→ **Verilen metin**:

Orhan Okay hoca, günümüzde edebiyat ilmi sahasının en kıdemlisi, adeta “piri” idi. 1910'lu yıllarda zamanın edebiyatçıları, Tevfik Fikret, Mehmet Âkif ve Yahya Kemal edebiyat fakültesinde hocalık yaptılar. Fikret 1915'te vefat etti, Mehmed Âkif hocalığı sürdürmedi, fakat onlardan genç olan Yahya Kemal devam etti. Onun talebesi Ahmet Hamdi Tanpınar 1939'da Tanzimatın 100. Yılı dolayısıyla Yeni Türk Edebiyatı kürsüsü kurulunca, bu kürsüye profesör olarak tayin edildi. Daha önce Güzel Sanatlar Akademisinde Ahmet Haşim'in halefi olan Tanpınar, bu sefer Yahya Kemal'in halefi oldu.
Tanpınar yeni kurulan kürsüye hoca olarak tayin edilirken, Edebiyat Fakültesinden yeni mezun olmuş bulunan Mehmet Kaplan da asistan olarak alındı. Mehmet Kaplan o yıllarda Nureddin Topçu ile tanışıyor ve Hareket dergisinde yazıyordu. Tanpınar'ın 19. Asır Türk Edebiyatı Tarihi, işte bu kürsü hocalığının muhteşem bir verimi. Kaplan hoca, Yahya Kemal, Tanpınar çizgisini sürdürerek hem araştırmalar yaptı, hem de deneme mahiyetinde yazılarıyla edebiyatımıza hizmet etti. Onun bir başka hizmeti de yetiştirdiği ilim adamlarıdır.

→ **Ham veriler**:

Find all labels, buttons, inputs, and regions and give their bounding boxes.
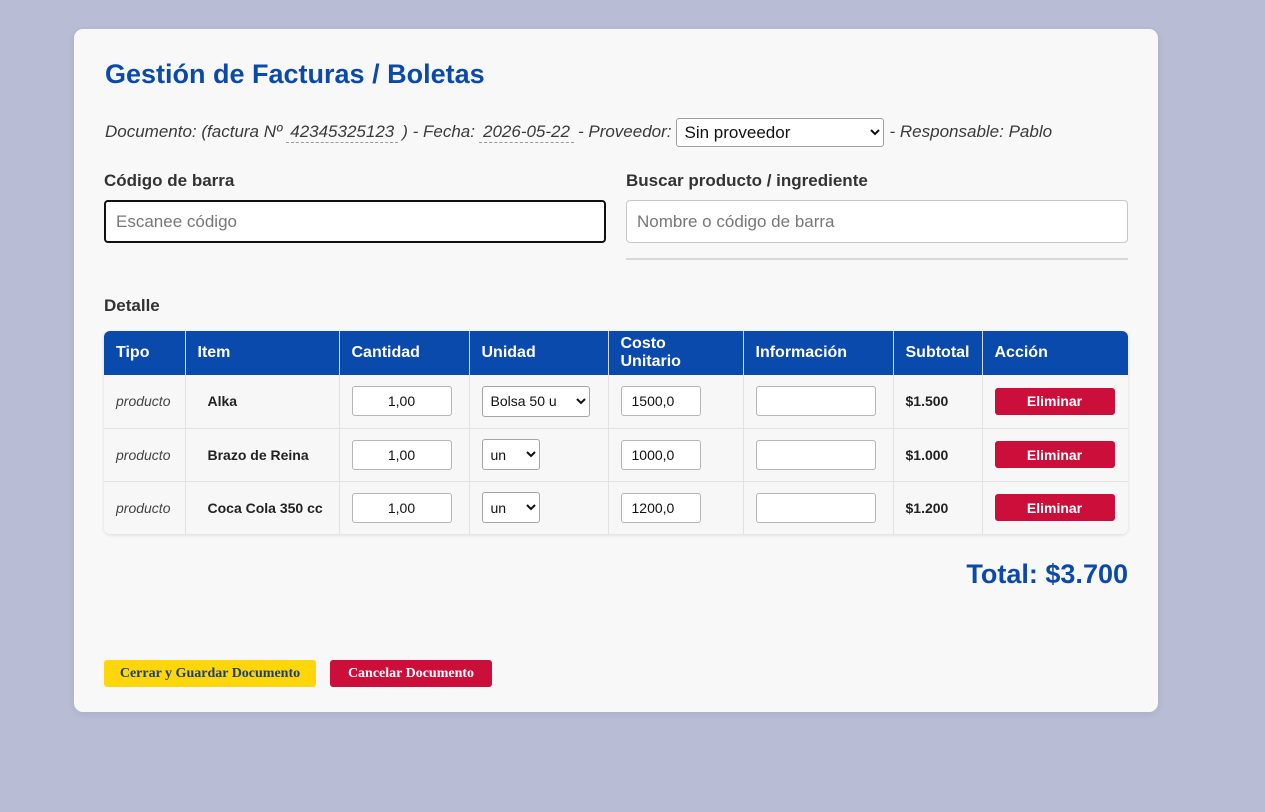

→ **Yapılacak görevler**:
a – Edebiyat hocalarını anlatan metne göre şu ifadelerin her biri doğru mu? (i) Tanpınar, Yeni Türk Edebiyatı kürsüsüne profesör olarak tayin edildi. (ii) Mehmet Kaplan, yeni kurulan kürsüye doçent olarak alındı. (iii) Mehmet Âkif, edebiyat fakültesindeki hocalığını sürdürdü. Her biri için evet ya da hayır deyip metinde karar verdiren ifadeyi aynen alıntılayın.
b – Edebiyat hocalarını anlatan metni son cümlesinden sonra sürdürün.

→ **Alıştırma sonuçları**:
a –
(i) Evet: “bu kürsüye profesör olarak tayin edildi”
(ii) Hayır: “Mehmet Kaplan da asistan olarak alındı”
(iii) Hayır: “Mehmed Âkif hocalığı sürdürmedi”

b –
Orhan Okay, Mehmet Kaplan hocanın ilk asistanıdır. Fakat bu asistanlık İstanbul Üniversitesi'nde değil, yeni kurulan Erzurum Üniversitesi'nde Kaplan'ın Edebiyat Fakültesi dekanlığı sırasında olmuştur. Bir süre Artvin ve Diyarbakır liselerinde edebiyat öğretmenliği yapan Orhan Okay, 1959'da Hocası Mehmet Kaplan tarafından Erzurum'a davet edilir. Orhan Okay, Tanpınar'ın ve Mehmet Kaplan'ın talebesidir, fakat onlardan önce Nureddin Topçu'nun talebesidir.
Orhan Okay hoca için bu çizgi önemlidir. Onun Mehmed Âkif üzerinde ısrarında Topçu Hoca'nın tesiri olduğunu düşünüyorum. “Mehmed Âkif-Bir Karakter Heykelinin Anatomisi” kitabı Âkif'le ilgili en önemli eserlerden biridir. Topçu muhabbeti Orhan Hoca'nın Necip Fazıl üzerinde çalışmasını engel olmamıştır. Diyebiliriz ki, akademik camiada Necip Fazıl'ın şiirini kitap çapında ele alan ilk şahsiyet odur. Orhan Hoca, sahasının yol açıcısı konumunda bulunan Ahmet Hamdi Tanpınar'ı da ihmal etmemiş, son kitaplarından biri onunla ilgili olmuştur: Bir Hulya Adamının Romanı Ahmet Hamdi Tanpınar.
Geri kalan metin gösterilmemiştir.